## Records provided:
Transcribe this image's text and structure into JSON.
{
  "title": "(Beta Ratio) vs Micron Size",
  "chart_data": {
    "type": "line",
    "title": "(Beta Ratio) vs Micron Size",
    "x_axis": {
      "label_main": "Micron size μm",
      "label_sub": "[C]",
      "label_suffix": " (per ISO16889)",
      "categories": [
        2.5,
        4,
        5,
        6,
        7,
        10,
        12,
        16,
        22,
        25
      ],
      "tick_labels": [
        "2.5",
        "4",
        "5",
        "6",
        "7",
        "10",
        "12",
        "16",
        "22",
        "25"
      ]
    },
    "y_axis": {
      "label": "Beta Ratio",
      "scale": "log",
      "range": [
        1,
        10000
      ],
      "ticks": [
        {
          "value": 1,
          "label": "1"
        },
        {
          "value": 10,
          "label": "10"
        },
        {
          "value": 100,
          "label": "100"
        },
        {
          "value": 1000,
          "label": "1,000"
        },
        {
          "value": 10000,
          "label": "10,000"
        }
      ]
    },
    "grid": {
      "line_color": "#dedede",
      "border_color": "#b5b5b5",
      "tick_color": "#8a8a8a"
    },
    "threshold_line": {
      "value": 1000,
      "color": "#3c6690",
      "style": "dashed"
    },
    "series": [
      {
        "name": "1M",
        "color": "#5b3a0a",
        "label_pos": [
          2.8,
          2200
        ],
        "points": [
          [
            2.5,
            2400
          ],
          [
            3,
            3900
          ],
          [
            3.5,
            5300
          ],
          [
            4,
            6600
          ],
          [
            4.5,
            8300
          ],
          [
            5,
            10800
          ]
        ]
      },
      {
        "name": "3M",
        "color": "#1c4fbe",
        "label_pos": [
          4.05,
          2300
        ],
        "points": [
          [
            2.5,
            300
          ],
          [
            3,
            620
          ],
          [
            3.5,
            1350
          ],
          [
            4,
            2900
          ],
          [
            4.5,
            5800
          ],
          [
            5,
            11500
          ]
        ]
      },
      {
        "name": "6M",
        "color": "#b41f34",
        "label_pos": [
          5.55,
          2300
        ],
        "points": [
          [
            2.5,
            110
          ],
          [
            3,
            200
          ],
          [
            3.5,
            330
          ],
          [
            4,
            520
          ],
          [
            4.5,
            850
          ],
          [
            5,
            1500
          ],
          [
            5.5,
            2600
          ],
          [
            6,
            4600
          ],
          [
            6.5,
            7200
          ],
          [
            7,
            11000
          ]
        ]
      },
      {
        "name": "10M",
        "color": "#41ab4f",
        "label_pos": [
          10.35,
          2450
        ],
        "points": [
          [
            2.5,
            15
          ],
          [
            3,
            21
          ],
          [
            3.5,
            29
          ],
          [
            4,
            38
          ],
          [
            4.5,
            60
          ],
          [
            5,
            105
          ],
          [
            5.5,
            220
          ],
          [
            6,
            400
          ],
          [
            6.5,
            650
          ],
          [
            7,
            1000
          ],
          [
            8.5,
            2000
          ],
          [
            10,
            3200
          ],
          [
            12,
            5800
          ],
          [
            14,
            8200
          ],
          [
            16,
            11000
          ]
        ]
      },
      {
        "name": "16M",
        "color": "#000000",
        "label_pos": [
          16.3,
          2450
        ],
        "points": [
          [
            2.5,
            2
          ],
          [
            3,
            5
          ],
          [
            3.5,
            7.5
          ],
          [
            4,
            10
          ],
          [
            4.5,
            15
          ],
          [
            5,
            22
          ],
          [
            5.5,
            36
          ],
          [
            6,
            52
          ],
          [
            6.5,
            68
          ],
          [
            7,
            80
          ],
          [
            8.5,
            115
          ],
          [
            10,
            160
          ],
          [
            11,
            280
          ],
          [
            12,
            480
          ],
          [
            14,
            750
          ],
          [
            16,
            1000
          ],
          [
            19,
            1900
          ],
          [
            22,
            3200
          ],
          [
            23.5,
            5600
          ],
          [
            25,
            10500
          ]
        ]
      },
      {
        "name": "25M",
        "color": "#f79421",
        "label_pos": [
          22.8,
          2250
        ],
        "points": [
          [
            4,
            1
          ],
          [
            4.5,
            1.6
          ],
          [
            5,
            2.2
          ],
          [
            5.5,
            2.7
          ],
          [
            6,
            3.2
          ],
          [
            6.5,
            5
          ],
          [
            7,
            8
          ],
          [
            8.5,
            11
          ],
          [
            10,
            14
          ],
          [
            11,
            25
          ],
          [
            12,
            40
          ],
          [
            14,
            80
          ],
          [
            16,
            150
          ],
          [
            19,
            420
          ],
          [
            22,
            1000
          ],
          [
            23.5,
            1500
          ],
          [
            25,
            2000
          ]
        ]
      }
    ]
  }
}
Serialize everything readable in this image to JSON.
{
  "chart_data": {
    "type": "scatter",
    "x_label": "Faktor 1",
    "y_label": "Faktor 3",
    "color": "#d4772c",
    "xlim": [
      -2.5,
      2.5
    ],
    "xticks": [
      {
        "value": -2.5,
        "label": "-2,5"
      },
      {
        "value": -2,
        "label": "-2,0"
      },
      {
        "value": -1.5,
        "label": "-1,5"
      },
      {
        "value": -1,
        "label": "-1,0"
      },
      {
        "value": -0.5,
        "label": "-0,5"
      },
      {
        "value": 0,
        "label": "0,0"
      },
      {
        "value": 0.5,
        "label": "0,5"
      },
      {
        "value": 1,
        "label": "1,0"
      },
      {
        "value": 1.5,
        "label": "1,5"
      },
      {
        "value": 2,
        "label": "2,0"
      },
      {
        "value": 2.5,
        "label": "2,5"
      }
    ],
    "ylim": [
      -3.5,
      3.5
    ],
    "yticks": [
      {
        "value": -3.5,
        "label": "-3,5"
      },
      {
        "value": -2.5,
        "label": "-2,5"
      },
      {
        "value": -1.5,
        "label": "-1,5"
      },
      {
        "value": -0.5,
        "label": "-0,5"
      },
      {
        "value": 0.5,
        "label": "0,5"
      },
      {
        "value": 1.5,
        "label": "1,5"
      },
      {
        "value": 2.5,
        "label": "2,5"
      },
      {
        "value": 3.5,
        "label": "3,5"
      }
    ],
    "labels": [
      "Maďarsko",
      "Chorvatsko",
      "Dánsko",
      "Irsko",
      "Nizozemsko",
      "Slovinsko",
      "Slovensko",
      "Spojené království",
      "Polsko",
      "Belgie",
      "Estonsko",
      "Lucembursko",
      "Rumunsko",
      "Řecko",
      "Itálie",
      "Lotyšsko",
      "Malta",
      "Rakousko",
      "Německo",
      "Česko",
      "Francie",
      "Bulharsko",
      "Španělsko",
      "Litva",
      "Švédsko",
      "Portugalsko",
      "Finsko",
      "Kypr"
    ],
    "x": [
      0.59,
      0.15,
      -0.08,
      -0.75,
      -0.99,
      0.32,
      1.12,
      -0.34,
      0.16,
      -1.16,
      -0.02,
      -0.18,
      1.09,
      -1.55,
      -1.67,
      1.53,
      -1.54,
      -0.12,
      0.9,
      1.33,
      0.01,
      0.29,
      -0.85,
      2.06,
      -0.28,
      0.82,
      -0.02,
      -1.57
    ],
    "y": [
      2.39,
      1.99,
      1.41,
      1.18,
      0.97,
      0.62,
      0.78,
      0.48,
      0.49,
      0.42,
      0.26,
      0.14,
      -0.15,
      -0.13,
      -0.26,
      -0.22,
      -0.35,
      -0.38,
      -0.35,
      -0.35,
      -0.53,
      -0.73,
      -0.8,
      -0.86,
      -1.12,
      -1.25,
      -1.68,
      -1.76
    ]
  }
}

## Problem statement:
Set down the entries verbatim, leaving none out.

## Response for this exercise:
Transcribe this image's text and structure into JSON.
{
  "title": "(Beta Ratio) vs Micron Size",
  "chart_data": {
    "type": "line",
    "title": "(Beta Ratio) vs Micron Size",
    "x_axis": {
      "label_main": "Micron size μm",
      "label_sub": "[C]",
      "label_suffix": " (per ISO16889)",
      "categories": [
        2.5,
        4,
        5,
        6,
        7,
        10,
        12,
        16,
        22,
        25
      ],
      "tick_labels": [
        "2.5",
        "4",
        "5",
        "6",
        "7",
        "10",
        "12",
        "16",
        "22",
        "25"
      ]
    },
    "y_axis": {
      "label": "Beta Ratio",
      "scale": "log",
      "range": [
        1,
        10000
      ],
      "ticks": [
        {
          "value": 1,
          "label": "1"
        },
        {
          "value": 10,
          "label": "10"
        },
        {
          "value": 100,
          "label": "100"
        },
        {
          "value": 1000,
          "label": "1,000"
        },
        {
          "value": 10000,
          "label": "10,000"
        }
      ]
    },
    "grid": {
      "line_color": "#dedede",
      "border_color": "#b5b5b5",
      "tick_color": "#8a8a8a"
    },
    "threshold_line": {
      "value": 1000,
      "color": "#3c6690",
      "style": "dashed"
    },
    "series": [
      {
        "name": "1M",
        "color": "#5b3a0a",
        "label_pos": [
          2.8,
          2200
        ],
        "points": [
          [
            2.5,
            2400
          ],
          [
            3,
            3900
          ],
          [
            3.5,
            5300
          ],
          [
            4,
            6600
          ],
          [
            4.5,
            8300
          ],
          [
            5,
            10800
          ]
        ]
      },
      {
        "name": "3M",
        "color": "#1c4fbe",
        "label_pos": [
          4.05,
          2300
        ],
        "points": [
          [
            2.5,
            300
          ],
          [
            3,
            620
          ],
          [
            3.5,
            1350
          ],
          [
            4,
            2900
          ],
          [
            4.5,
            5800
          ],
          [
            5,
            11500
          ]
        ]
      },
      {
        "name": "6M",
        "color": "#b41f34",
        "label_pos": [
          5.55,
          2300
        ],
        "points": [
          [
            2.5,
            110
          ],
          [
            3,
            200
          ],
          [
            3.5,
            330
          ],
          [
            4,
            520
          ],
          [
            4.5,
            850
          ],
          [
            5,
            1500
          ],
          [
            5.5,
            2600
          ],
          [
            6,
            4600
          ],
          [
            6.5,
            7200
          ],
          [
            7,
            11000
          ]
        ]
      },
      {
        "name": "10M",
        "color": "#41ab4f",
        "label_pos": [
          10.35,
          2450
        ],
        "points": [
          [
            2.5,
            15
          ],
          [
            3,
            21
          ],
          [
            3.5,
            29
          ],
          [
            4,
            38
          ],
          [
            4.5,
            60
          ],
          [
            5,
            105
          ],
          [
            5.5,
            220
          ],
          [
            6,
            400
          ],
          [
            6.5,
            650
          ],
          [
            7,
            1000
          ],
          [
            8.5,
            2000
          ],
          [
            10,
            3200
          ],
          [
            12,
            5800
          ],
          [
            14,
            8200
          ],
          [
            16,
            11000
          ]
        ]
      },
      {
        "name": "16M",
        "color": "#000000",
        "label_pos": [
          16.3,
          2450
        ],
        "points": [
          [
            2.5,
            2
          ],
          [
            3,
            5
          ],
          [
            3.5,
            7.5
          ],
          [
            4,
            10
          ],
          [
            4.5,
            15
          ],
          [
            5,
            22
          ],
          [
            5.5,
            36
          ],
          [
            6,
            52
          ],
          [
            6.5,
            68
          ],
          [
            7,
            80
          ],
          [
            8.5,
            115
          ],
          [
            10,
            160
          ],
          [
            11,
            280
          ],
          [
            12,
            480
          ],
          [
            14,
            750
          ],
          [
            16,
            1000
          ],
          [
            19,
            1900
          ],
          [
            22,
            3200
          ],
          [
            23.5,
            5600
          ],
          [
            25,
            10500
          ]
        ]
      },
      {
        "name": "25M",
        "color": "#f79421",
        "label_pos": [
          22.8,
          2250
        ],
        "points": [
          [
            4,
            1
          ],
          [
            4.5,
            1.6
          ],
          [
            5,
            2.2
          ],
          [
            5.5,
            2.7
          ],
          [
            6,
            3.2
          ],
          [
            6.5,
            5
          ],
          [
            7,
            8
          ],
          [
            8.5,
            11
          ],
          [
            10,
            14
          ],
          [
            11,
            25
          ],
          [
            12,
            40
          ],
          [
            14,
            80
          ],
          [
            16,
            150
          ],
          [
            19,
            420
          ],
          [
            22,
            1000
          ],
          [
            23.5,
            1500
          ],
          [
            25,
            2000
          ]
        ]
      }
    ]
  }
}
Serialize everything readable in this image to JSON.
{
  "chart_data": {
    "type": "scatter",
    "x_label": "Faktor 1",
    "y_label": "Faktor 3",
    "color": "#d4772c",
    "xlim": [
      -2.5,
      2.5
    ],
    "xticks": [
      {
        "value": -2.5,
        "label": "-2,5"
      },
      {
        "value": -2,
        "label": "-2,0"
      },
      {
        "value": -1.5,
        "label": "-1,5"
      },
      {
        "value": -1,
        "label": "-1,0"
      },
      {
        "value": -0.5,
        "label": "-0,5"
      },
      {
        "value": 0,
        "label": "0,0"
      },
      {
        "value": 0.5,
        "label": "0,5"
      },
      {
        "value": 1,
        "label": "1,0"
      },
      {
        "value": 1.5,
        "label": "1,5"
      },
      {
        "value": 2,
        "label": "2,0"
      },
      {
        "value": 2.5,
        "label": "2,5"
      }
    ],
    "ylim": [
      -3.5,
      3.5
    ],
    "yticks": [
      {
        "value": -3.5,
        "label": "-3,5"
      },
      {
        "value": -2.5,
        "label": "-2,5"
      },
      {
        "value": -1.5,
        "label": "-1,5"
      },
      {
        "value": -0.5,
        "label": "-0,5"
      },
      {
        "value": 0.5,
        "label": "0,5"
      },
      {
        "value": 1.5,
        "label": "1,5"
      },
      {
        "value": 2.5,
        "label": "2,5"
      },
      {
        "value": 3.5,
        "label": "3,5"
      }
    ],
    "labels": [
      "Maďarsko",
      "Chorvatsko",
      "Dánsko",
      "Irsko",
      "Nizozemsko",
      "Slovinsko",
      "Slovensko",
      "Spojené království",
      "Polsko",
      "Belgie",
      "Estonsko",
      "Lucembursko",
      "Rumunsko",
      "Řecko",
      "Itálie",
      "Lotyšsko",
      "Malta",
      "Rakousko",
      "Německo",
      "Česko",
      "Francie",
      "Bulharsko",
      "Španělsko",
      "Litva",
      "Švédsko",
      "Portugalsko",
      "Finsko",
      "Kypr"
    ],
    "x": [
      0.59,
      0.15,
      -0.08,
      -0.75,
      -0.99,
      0.32,
      1.12,
      -0.34,
      0.16,
      -1.16,
      -0.02,
      -0.18,
      1.09,
      -1.55,
      -1.67,
      1.53,
      -1.54,
      -0.12,
      0.9,
      1.33,
      0.01,
      0.29,
      -0.85,
      2.06,
      -0.28,
      0.82,
      -0.02,
      -1.57
    ],
    "y": [
      2.39,
      1.99,
      1.41,
      1.18,
      0.97,
      0.62,
      0.78,
      0.48,
      0.49,
      0.42,
      0.26,
      0.14,
      -0.15,
      -0.13,
      -0.26,
      -0.22,
      -0.35,
      -0.38,
      -0.35,
      -0.35,
      -0.53,
      -0.73,
      -0.8,
      -0.86,
      -1.12,
      -1.25,
      -1.68,
      -1.76
    ]
  }
}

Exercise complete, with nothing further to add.